**Goal**: Write out the listing below word for word, from its first line through the line containing "count-badge: 11 (86, 228, 101, 236)", including that line.

Element boundary listing
┄┄┄┄┄┄┄┄┄┄┄┄┄┄┄┄┄┄┄┄
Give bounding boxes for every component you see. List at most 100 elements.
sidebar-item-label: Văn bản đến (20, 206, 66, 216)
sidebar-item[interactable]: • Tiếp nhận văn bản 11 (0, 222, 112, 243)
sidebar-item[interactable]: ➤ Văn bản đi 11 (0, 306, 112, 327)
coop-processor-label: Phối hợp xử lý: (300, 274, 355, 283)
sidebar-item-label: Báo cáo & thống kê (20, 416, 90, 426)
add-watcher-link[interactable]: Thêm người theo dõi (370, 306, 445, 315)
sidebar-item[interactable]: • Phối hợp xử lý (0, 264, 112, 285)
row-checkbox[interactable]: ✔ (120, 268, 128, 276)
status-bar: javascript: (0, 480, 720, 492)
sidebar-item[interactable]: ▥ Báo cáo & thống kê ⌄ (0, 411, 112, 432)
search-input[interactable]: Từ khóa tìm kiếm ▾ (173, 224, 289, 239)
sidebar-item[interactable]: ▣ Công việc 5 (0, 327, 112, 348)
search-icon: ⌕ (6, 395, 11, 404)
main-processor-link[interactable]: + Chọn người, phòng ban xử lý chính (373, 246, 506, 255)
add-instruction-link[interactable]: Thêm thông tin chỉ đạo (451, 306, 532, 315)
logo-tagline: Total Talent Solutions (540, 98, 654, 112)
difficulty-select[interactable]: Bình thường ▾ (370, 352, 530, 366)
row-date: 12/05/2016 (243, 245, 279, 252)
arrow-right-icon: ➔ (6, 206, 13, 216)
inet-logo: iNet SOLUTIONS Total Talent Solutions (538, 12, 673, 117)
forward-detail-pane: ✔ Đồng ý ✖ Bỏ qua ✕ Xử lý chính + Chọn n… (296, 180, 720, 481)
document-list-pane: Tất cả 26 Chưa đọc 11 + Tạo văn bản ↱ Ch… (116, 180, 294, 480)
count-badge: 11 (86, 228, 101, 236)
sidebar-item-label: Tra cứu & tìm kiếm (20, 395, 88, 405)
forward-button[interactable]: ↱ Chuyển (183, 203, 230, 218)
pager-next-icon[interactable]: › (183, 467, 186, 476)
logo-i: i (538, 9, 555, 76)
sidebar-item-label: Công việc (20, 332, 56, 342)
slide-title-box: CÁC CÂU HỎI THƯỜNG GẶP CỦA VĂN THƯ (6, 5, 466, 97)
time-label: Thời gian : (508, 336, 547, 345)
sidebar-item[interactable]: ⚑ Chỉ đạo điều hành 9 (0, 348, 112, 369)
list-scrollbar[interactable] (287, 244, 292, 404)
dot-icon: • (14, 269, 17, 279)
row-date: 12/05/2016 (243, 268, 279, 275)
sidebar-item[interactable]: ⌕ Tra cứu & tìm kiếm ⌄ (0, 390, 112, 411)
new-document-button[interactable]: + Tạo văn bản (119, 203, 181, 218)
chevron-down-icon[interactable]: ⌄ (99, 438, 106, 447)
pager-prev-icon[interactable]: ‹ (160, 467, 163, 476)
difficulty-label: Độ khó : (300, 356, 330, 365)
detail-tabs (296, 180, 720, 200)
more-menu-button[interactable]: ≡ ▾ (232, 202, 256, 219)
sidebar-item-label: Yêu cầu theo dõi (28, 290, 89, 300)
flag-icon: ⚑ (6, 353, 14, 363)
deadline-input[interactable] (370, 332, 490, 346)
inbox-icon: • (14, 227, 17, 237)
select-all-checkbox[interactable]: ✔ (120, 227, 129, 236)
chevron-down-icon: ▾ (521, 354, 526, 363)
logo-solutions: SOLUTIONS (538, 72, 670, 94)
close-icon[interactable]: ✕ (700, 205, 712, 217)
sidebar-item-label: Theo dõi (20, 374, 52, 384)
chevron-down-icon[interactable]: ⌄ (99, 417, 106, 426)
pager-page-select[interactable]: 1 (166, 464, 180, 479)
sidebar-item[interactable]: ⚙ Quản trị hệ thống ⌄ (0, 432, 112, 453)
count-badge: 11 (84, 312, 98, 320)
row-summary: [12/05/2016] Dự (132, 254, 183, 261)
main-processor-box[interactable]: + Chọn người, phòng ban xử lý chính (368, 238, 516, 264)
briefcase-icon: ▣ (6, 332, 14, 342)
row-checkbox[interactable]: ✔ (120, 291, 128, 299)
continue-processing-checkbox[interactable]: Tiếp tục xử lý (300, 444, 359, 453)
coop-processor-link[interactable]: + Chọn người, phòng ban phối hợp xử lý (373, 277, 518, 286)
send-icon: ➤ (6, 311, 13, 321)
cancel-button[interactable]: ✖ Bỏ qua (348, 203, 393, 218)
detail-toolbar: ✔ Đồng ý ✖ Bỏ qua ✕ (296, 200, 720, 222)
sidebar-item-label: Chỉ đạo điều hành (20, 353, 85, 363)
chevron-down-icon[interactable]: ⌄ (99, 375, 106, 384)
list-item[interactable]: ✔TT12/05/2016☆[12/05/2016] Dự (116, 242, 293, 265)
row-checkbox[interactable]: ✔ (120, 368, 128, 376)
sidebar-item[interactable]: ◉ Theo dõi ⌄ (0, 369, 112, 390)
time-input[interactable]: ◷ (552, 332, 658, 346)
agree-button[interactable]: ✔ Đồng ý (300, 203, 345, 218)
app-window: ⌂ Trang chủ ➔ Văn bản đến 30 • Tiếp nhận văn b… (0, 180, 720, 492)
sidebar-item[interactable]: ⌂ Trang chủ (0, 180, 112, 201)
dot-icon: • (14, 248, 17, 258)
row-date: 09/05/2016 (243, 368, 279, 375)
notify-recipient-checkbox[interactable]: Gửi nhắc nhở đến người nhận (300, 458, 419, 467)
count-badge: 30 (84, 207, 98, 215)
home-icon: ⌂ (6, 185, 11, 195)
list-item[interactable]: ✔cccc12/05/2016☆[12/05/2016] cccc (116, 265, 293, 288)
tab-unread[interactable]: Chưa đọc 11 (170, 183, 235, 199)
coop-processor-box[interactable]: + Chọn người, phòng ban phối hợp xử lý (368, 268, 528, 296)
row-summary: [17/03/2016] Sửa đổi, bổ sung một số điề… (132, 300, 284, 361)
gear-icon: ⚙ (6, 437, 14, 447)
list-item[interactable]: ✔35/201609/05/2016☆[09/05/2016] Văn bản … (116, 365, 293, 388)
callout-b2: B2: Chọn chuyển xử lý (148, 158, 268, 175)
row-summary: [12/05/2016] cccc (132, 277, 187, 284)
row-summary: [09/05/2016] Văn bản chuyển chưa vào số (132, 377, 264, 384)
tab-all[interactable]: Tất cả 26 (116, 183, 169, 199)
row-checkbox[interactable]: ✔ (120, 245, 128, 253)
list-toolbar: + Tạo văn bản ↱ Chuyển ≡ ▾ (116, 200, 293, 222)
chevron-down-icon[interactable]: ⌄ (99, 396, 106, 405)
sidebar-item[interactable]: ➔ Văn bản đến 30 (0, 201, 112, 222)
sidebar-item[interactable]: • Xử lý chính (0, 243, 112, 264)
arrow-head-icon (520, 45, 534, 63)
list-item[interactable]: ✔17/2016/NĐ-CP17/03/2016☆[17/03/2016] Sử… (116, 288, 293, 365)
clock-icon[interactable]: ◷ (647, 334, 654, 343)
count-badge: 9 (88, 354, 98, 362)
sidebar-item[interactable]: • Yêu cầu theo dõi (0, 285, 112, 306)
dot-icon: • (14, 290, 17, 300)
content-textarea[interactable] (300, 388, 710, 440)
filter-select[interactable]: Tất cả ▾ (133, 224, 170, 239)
┄┄┄┄┄┄┄┄┄┄┄┄┄┄┄┄┄┄┄┄
**Answer to the problem**:
Give bounding boxes for every component you see. List at most 100 elements.
sidebar-item-label: Văn bản đến (20, 206, 66, 216)
sidebar-item[interactable]: • Tiếp nhận văn bản 11 (0, 222, 112, 243)
sidebar-item[interactable]: ➤ Văn bản đi 11 (0, 306, 112, 327)
coop-processor-label: Phối hợp xử lý: (300, 274, 355, 283)
sidebar-item-label: Báo cáo & thống kê (20, 416, 90, 426)
add-watcher-link[interactable]: Thêm người theo dõi (370, 306, 445, 315)
sidebar-item[interactable]: • Phối hợp xử lý (0, 264, 112, 285)
row-checkbox[interactable]: ✔ (120, 268, 128, 276)
status-bar: javascript: (0, 480, 720, 492)
sidebar-item[interactable]: ▥ Báo cáo & thống kê ⌄ (0, 411, 112, 432)
search-input[interactable]: Từ khóa tìm kiếm ▾ (173, 224, 289, 239)
sidebar-item[interactable]: ▣ Công việc 5 (0, 327, 112, 348)
search-icon: ⌕ (6, 395, 11, 404)
main-processor-link[interactable]: + Chọn người, phòng ban xử lý chính (373, 246, 506, 255)
add-instruction-link[interactable]: Thêm thông tin chỉ đạo (451, 306, 532, 315)
logo-tagline: Total Talent Solutions (540, 98, 654, 112)
difficulty-select[interactable]: Bình thường ▾ (370, 352, 530, 366)
row-date: 12/05/2016 (243, 245, 279, 252)
arrow-right-icon: ➔ (6, 206, 13, 216)
inet-logo: iNet SOLUTIONS Total Talent Solutions (538, 12, 673, 117)
forward-detail-pane: ✔ Đồng ý ✖ Bỏ qua ✕ Xử lý chính + Chọn n… (296, 180, 720, 481)
document-list-pane: Tất cả 26 Chưa đọc 11 + Tạo văn bản ↱ Ch… (116, 180, 294, 480)
count-badge: 11 (86, 228, 101, 236)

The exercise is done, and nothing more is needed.